#### Aim
Every line containing the word "образом" needs to be found and copied.

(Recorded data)
════════════════

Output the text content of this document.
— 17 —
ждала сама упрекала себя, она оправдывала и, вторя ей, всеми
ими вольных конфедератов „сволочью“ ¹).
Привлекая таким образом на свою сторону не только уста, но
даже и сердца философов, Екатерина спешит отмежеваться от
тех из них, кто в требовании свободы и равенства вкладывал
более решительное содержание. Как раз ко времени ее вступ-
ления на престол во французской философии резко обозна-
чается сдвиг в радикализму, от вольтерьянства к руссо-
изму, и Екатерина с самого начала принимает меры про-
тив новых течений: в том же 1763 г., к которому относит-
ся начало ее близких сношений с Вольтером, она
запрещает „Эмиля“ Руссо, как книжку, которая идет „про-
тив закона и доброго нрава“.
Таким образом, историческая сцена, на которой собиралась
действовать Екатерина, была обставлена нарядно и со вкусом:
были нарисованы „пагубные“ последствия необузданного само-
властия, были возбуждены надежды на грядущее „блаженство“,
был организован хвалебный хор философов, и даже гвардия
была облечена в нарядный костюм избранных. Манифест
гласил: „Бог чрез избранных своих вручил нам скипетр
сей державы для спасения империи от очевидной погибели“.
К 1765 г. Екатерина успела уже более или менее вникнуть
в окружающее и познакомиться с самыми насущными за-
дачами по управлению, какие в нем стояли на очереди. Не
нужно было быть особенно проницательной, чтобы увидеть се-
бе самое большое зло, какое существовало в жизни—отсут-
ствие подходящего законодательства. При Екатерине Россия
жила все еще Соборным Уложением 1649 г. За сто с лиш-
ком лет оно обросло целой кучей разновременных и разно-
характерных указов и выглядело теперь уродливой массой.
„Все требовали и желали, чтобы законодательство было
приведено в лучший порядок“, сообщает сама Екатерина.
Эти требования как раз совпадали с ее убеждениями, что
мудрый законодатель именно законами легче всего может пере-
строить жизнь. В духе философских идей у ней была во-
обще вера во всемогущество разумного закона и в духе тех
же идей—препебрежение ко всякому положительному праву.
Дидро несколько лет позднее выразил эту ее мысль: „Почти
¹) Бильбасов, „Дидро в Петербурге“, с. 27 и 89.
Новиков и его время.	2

════════════════

#### Exercise solution
Привлекая таким образом на свою сторону не только уста, но
Таким образом, историческая сцена, на которой собиралась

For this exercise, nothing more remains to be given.